» Short problem
Each line below should be reproduced without any alteration.

::::::::::

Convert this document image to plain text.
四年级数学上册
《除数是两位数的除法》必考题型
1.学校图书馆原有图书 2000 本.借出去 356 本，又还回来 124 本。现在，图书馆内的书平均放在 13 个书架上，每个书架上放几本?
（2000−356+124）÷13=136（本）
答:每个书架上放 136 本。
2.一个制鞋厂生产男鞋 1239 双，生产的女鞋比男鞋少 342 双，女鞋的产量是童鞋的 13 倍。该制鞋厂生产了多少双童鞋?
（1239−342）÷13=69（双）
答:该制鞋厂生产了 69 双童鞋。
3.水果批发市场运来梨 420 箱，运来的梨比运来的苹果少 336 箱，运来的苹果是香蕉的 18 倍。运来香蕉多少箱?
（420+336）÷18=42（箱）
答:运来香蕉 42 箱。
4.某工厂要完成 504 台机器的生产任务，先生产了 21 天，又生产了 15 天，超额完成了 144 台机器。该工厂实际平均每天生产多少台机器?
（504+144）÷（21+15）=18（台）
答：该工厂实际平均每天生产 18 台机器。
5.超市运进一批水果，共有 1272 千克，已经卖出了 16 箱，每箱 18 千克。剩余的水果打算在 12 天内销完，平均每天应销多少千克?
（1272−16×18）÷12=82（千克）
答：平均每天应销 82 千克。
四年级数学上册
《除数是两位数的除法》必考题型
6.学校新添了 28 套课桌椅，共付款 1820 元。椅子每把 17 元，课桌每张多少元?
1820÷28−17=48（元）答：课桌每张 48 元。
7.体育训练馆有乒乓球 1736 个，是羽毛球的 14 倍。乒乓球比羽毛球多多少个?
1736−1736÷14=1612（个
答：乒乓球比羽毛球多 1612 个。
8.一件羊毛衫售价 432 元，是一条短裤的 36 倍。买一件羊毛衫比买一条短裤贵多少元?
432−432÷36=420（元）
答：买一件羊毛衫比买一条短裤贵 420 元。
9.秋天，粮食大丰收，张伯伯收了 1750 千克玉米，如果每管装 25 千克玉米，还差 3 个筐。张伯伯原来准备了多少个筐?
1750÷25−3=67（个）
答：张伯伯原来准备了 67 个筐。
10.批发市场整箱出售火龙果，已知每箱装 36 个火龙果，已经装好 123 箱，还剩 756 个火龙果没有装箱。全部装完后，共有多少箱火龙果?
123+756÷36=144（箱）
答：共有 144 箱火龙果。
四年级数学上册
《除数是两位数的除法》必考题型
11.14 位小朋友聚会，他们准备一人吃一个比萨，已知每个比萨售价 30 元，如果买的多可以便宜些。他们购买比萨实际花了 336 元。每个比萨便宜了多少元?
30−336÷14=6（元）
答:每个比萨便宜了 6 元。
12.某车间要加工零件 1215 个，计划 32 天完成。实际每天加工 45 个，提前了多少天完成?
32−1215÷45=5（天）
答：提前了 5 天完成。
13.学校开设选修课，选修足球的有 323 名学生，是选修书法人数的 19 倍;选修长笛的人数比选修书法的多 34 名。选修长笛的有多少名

::::::::::

» Final result
Convert this document image to plain text.
四年级数学上册
《除数是两位数的除法》必考题型
1.学校图书馆原有图书 2000 本.借出去 356 本，又还回来 124 本。现在，图书馆内的书平均放在 13 个书架上，每个书架上放几本?
（2000−356+124）÷13=136（本）
答:每个书架上放 136 本。
2.一个制鞋厂生产男鞋 1239 双，生产的女鞋比男鞋少 342 双，女鞋的产量是童鞋的 13 倍。该制鞋厂生产了多少双童鞋?
（1239−342）÷13=69（双）
答:该制鞋厂生产了 69 双童鞋。
3.水果批发市场运来梨 420 箱，运来的梨比运来的苹果少 336 箱，运来的苹果是香蕉的 18 倍。运来香蕉多少箱?
（420+336）÷18=42（箱）
答:运来香蕉 42 箱。
4.某工厂要完成 504 台机器的生产任务，先生产了 21 天，又生产了 15 天，超额完成了 144 台机器。该工厂实际平均每天生产多少台机器?
（504+144）÷（21+15）=18（台）
答：该工厂实际平均每天生产 18 台机器。
5.超市运进一批水果，共有 1272 千克，已经卖出了 16 箱，每箱 18 千克。剩余的水果打算在 12 天内销完，平均每天应销多少千克?
（1272−16×18）÷12=82（千克）
答：平均每天应销 82 千克。
四年级数学上册
《除数是两位数的除法》必考题型
6.学校新添了 28 套课桌椅，共付款 1820 元。椅子每把 17 元，课桌每张多少元?
1820÷28−17=48（元）答：课桌每张 48 元。
7.体育训练馆有乒乓球 1736 个，是羽毛球的 14 倍。乒乓球比羽毛球多多少个?
1736−1736÷14=1612（个
答：乒乓球比羽毛球多 1612 个。
8.一件羊毛衫售价 432 元，是一条短裤的 36 倍。买一件羊毛衫比买一条短裤贵多少元?
432−432÷36=420（元）
答：买一件羊毛衫比买一条短裤贵 420 元。
9.秋天，粮食大丰收，张伯伯收了 1750 千克玉米，如果每管装 25 千克玉米，还差 3 个筐。张伯伯原来准备了多少个筐?
1750÷25−3=67（个）
答：张伯伯原来准备了 67 个筐。
10.批发市场整箱出售火龙果，已知每箱装 36 个火龙果，已经装好 123 箱，还剩 756 个火龙果没有装箱。全部装完后，共有多少箱火龙果?
123+756÷36=144（箱）
答：共有 144 箱火龙果。
四年级数学上册
《除数是两位数的除法》必考题型
11.14 位小朋友聚会，他们准备一人吃一个比萨，已知每个比萨售价 30 元，如果买的多可以便宜些。他们购买比萨实际花了 336 元。每个比萨便宜了多少元?
30−336÷14=6（元）
答:每个比萨便宜了 6 元。
12.某车间要加工零件 1215 个，计划 32 天完成。实际每天加工 45 个，提前了多少天完成?
32−1215÷45=5（天）
答：提前了 5 天完成。
13.学校开设选修课，选修足球的有 323 名学生，是选修书法人数的 19 倍;选修长笛的人数比选修书法的多 34 名。选修长笛的有多少名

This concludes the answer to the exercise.